++++ Data in this exercise ++++

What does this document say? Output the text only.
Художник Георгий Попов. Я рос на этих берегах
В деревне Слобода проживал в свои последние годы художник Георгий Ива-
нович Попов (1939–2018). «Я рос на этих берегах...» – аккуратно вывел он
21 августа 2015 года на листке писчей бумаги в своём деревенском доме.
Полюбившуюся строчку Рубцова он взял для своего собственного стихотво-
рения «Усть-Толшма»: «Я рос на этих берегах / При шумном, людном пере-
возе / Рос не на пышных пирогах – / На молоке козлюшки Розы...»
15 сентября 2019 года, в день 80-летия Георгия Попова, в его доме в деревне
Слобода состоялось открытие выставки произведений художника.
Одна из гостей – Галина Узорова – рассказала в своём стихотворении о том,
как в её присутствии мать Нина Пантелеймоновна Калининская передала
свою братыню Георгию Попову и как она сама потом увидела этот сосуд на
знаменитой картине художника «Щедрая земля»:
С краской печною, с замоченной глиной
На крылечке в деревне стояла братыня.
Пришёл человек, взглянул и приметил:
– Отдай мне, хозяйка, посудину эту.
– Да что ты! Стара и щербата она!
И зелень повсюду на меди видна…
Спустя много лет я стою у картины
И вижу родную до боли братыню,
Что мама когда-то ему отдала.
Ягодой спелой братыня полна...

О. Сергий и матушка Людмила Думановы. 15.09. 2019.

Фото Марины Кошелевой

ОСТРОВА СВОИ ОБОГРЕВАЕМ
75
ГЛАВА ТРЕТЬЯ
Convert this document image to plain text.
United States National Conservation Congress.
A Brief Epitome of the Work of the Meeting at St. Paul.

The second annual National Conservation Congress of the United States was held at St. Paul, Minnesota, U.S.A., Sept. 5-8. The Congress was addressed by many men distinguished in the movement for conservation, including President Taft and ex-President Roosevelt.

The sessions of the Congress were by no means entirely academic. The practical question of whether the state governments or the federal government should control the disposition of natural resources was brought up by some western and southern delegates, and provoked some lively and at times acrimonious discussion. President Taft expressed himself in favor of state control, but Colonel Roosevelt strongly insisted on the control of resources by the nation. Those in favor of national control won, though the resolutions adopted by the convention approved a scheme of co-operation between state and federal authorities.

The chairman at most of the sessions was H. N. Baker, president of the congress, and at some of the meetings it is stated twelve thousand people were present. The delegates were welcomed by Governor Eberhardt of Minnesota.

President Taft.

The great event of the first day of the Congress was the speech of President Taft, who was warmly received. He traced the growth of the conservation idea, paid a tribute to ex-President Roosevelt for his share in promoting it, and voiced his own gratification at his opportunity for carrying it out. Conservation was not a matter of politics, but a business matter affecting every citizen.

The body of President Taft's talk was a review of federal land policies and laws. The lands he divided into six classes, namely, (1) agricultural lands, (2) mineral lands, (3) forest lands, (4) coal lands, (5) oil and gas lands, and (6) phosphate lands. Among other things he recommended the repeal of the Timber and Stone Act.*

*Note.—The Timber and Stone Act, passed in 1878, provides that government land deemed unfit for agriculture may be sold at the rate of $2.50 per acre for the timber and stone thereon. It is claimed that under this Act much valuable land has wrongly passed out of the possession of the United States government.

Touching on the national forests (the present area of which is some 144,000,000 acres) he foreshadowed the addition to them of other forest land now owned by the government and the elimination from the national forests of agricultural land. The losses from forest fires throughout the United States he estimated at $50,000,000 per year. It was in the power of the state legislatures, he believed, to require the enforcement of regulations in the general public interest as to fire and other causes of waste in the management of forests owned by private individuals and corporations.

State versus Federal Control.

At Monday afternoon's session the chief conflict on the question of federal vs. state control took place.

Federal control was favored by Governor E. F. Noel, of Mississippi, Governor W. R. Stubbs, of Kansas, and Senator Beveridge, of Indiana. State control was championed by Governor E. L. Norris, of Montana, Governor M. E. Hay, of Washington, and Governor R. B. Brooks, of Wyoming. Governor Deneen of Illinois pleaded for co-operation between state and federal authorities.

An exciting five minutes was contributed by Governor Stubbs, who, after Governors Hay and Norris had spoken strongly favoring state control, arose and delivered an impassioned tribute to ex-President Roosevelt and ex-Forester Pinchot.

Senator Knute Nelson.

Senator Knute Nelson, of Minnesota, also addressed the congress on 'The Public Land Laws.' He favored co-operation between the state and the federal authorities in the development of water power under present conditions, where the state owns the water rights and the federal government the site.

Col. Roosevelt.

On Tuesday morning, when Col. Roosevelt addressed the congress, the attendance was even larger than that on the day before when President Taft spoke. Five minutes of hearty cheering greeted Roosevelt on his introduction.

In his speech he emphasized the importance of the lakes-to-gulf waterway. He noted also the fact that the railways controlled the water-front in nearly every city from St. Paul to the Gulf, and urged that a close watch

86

++++

§ **Goal**
Reproduce each entry word for word.

§ **Final result**
What does this document say? Output the text only.
Художник Георгий Попов. Я рос на этих берегах
В деревне Слобода проживал в свои последние годы художник Георгий Ива-
нович Попов (1939–2018). «Я рос на этих берегах...» – аккуратно вывел он
21 августа 2015 года на листке писчей бумаги в своём деревенском доме.
Полюбившуюся строчку Рубцова он взял для своего собственного стихотво-
рения «Усть-Толшма»: «Я рос на этих берегах / При шумном, людном пере-
возе / Рос не на пышных пирогах – / На молоке козлюшки Розы...»
15 сентября 2019 года, в день 80-летия Георгия Попова, в его доме в деревне
Слобода состоялось открытие выставки произведений художника.
Одна из гостей – Галина Узорова – рассказала в своём стихотворении о том,
как в её присутствии мать Нина Пантелеймоновна Калининская передала
свою братыню Георгию Попову и как она сама потом увидела этот сосуд на
знаменитой картине художника «Щедрая земля»:
С краской печною, с замоченной глиной
На крылечке в деревне стояла братыня.
Пришёл человек, взглянул и приметил:
– Отдай мне, хозяйка, посудину эту.
– Да что ты! Стара и щербата она!
И зелень повсюду на меди видна…
Спустя много лет я стою у картины
И вижу родную до боли братыню,
Что мама когда-то ему отдала.
Ягодой спелой братыня полна...

О. Сергий и матушка Людмила Думановы. 15.09. 2019.

Фото Марины Кошелевой

ОСТРОВА СВОИ ОБОГРЕВАЕМ
75
ГЛАВА ТРЕТЬЯ
Convert this document image to plain text.
United States National Conservation Congress.
A Brief Epitome of the Work of the Meeting at St. Paul.

The second annual National Conservation Congress of the United States was held at St. Paul, Minnesota, U.S.A., Sept. 5-8. The Congress was addressed by many men distinguished in the movement for conservation, including President Taft and ex-President Roosevelt.

The sessions of the Congress were by no means entirely academic. The practical question of whether the state governments or the federal government should control the disposition of natural resources was brought up by some western and southern delegates, and provoked some lively and at times acrimonious discussion. President Taft expressed himself in favor of state control, but Colonel Roosevelt strongly insisted on the control of resources by the nation. Those in favor of national control won, though the resolutions adopted by the convention approved a scheme of co-operation between state and federal authorities.

The chairman at most of the sessions was H. N. Baker, president of the congress, and at some of the meetings it is stated twelve thousand people were present. The delegates were welcomed by Governor Eberhardt of Minnesota.

President Taft.

The great event of the first day of the Congress was the speech of President Taft, who was warmly received. He traced the growth of the conservation idea, paid a tribute to ex-President Roosevelt for his share in promoting it, and voiced his own gratification at his opportunity for carrying it out. Conservation was not a matter of politics, but a business matter affecting every citizen.

The body of President Taft's talk was a review of federal land policies and laws. The lands he divided into six classes, namely, (1) agricultural lands, (2) mineral lands, (3) forest lands, (4) coal lands, (5) oil and gas lands, and (6) phosphate lands. Among other things he recommended the repeal of the Timber and Stone Act.*

*Note.—The Timber and Stone Act, passed in 1878, provides that government land deemed unfit for agriculture may be sold at the rate of $2.50 per acre for the timber and stone thereon. It is claimed that under this Act much valuable land has wrongly passed out of the possession of the United States government.

Touching on the national forests (the present area of which is some 144,000,000 acres) he foreshadowed the addition to them of other forest land now owned by the government and the elimination from the national forests of agricultural land. The losses from forest fires throughout the United States he estimated at $50,000,000 per year. It was in the power of the state legislatures, he believed, to require the enforcement of regulations in the general public interest as to fire and other causes of waste in the management of forests owned by private individuals and corporations.

State versus Federal Control.

At Monday afternoon's session the chief conflict on the question of federal vs. state control took place.

Federal control was favored by Governor E. F. Noel, of Mississippi, Governor W. R. Stubbs, of Kansas, and Senator Beveridge, of Indiana. State control was championed by Governor E. L. Norris, of Montana, Governor M. E. Hay, of Washington, and Governor R. B. Brooks, of Wyoming. Governor Deneen of Illinois pleaded for co-operation between state and federal authorities.

An exciting five minutes was contributed by Governor Stubbs, who, after Governors Hay and Norris had spoken strongly favoring state control, arose and delivered an impassioned tribute to ex-President Roosevelt and ex-Forester Pinchot.

Senator Knute Nelson.

Senator Knute Nelson, of Minnesota, also addressed the congress on 'The Public Land Laws.' He favored co-operation between the state and the federal authorities in the development of water power under present conditions, where the state owns the water rights and the federal government the site.

Col. Roosevelt.

On Tuesday morning, when Col. Roosevelt addressed the congress, the attendance was even larger than that on the day before when President Taft spoke. Five minutes of hearty cheering greeted Roosevelt on his introduction.

In his speech he emphasized the importance of the lakes-to-gulf waterway. He noted also the fact that the railways controlled the water-front in nearly every city from St. Paul to the Gulf, and urged that a close watch

86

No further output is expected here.